Figure collection entries:
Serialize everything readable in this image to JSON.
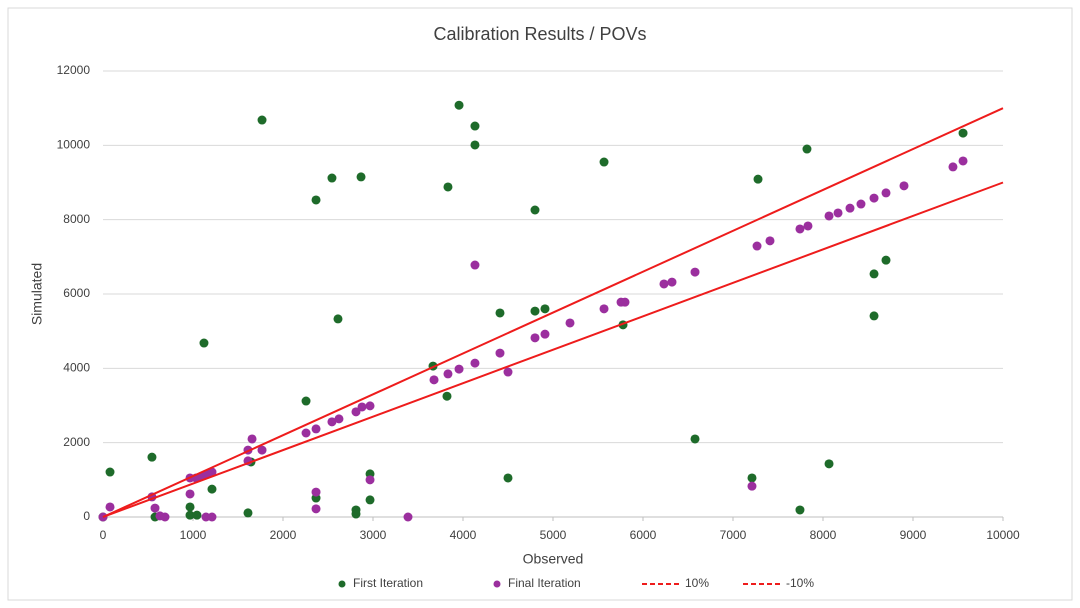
{
  "chart_data": {
    "type": "scatter",
    "title": "Calibration Results / POVs",
    "xlabel": "Observed",
    "ylabel": "Simulated",
    "xlim": [
      0,
      10000
    ],
    "xticks": [
      0,
      1000,
      2000,
      3000,
      4000,
      5000,
      6000,
      7000,
      8000,
      9000,
      10000
    ],
    "ylim": [
      0,
      12000
    ],
    "yticks": [
      0,
      2000,
      4000,
      6000,
      8000,
      10000,
      12000
    ],
    "grid": true,
    "legend": "bottom",
    "series": [
      {
        "name": "First Iteration",
        "color": "#1e6b2a",
        "x": [
          0,
          78,
          544,
          578,
          967,
          967,
          1044,
          1122,
          1211,
          1611,
          1644,
          1767,
          2256,
          2367,
          2367,
          2544,
          2611,
          2811,
          2811,
          2867,
          2967,
          2967,
          3667,
          3833,
          3822,
          3956,
          4133,
          4133,
          4411,
          4500,
          4800,
          4800,
          4911,
          5567,
          5778,
          6578,
          7211,
          7278,
          7744,
          7822,
          8067,
          8567,
          8567,
          8700,
          9556
        ],
        "values": [
          0,
          1210,
          1610,
          0,
          270,
          50,
          50,
          4680,
          750,
          110,
          1480,
          10680,
          3120,
          8530,
          510,
          9120,
          5330,
          190,
          80,
          9150,
          1160,
          460,
          4060,
          8880,
          3250,
          11080,
          10520,
          10010,
          5490,
          1050,
          8260,
          5540,
          5600,
          9550,
          5170,
          2100,
          1050,
          9090,
          190,
          9900,
          1430,
          6540,
          5410,
          6910,
          10330
        ]
      },
      {
        "name": "Final Iteration",
        "color": "#9b2f9e",
        "x": [
          0,
          78,
          544,
          578,
          633,
          689,
          967,
          967,
          1033,
          1100,
          1156,
          1211,
          1144,
          1211,
          1611,
          1611,
          1656,
          1767,
          2256,
          2367,
          2367,
          2367,
          2544,
          2622,
          2811,
          2878,
          2967,
          2967,
          3389,
          3678,
          3833,
          3956,
          4133,
          4133,
          4411,
          4500,
          4800,
          4911,
          5189,
          5567,
          5756,
          5800,
          6233,
          6322,
          6578,
          7211,
          7267,
          7411,
          7744,
          7833,
          8067,
          8167,
          8300,
          8422,
          8567,
          8700,
          8900,
          9444,
          9556
        ],
        "values": [
          0,
          270,
          540,
          240,
          30,
          0,
          1050,
          620,
          1050,
          1100,
          1160,
          1210,
          0,
          0,
          1800,
          1510,
          2100,
          1800,
          2260,
          2370,
          670,
          220,
          2560,
          2640,
          2830,
          2960,
          2990,
          1000,
          0,
          3690,
          3850,
          3980,
          6780,
          4140,
          4410,
          3900,
          4820,
          4920,
          5220,
          5600,
          5780,
          5780,
          6270,
          6320,
          6590,
          830,
          7290,
          7430,
          7750,
          7830,
          8100,
          8180,
          8310,
          8420,
          8580,
          8720,
          8910,
          9420,
          9580
        ]
      },
      {
        "name": "10%",
        "color": "#ee1c1c",
        "type": "line",
        "x": [
          0,
          10000
        ],
        "values": [
          0,
          11000
        ]
      },
      {
        "name": "-10%",
        "color": "#ee1c1c",
        "type": "line",
        "x": [
          0,
          10000
        ],
        "values": [
          0,
          9000
        ]
      }
    ]
  }
}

## WHAT IS ASKED
Search the records for the word "color". Copy every line that has it.

## CORRECT ANSWER
        "color": "#1e6b2a",
        "color": "#9b2f9e",
        "color": "#ee1c1c",
        "color": "#ee1c1c",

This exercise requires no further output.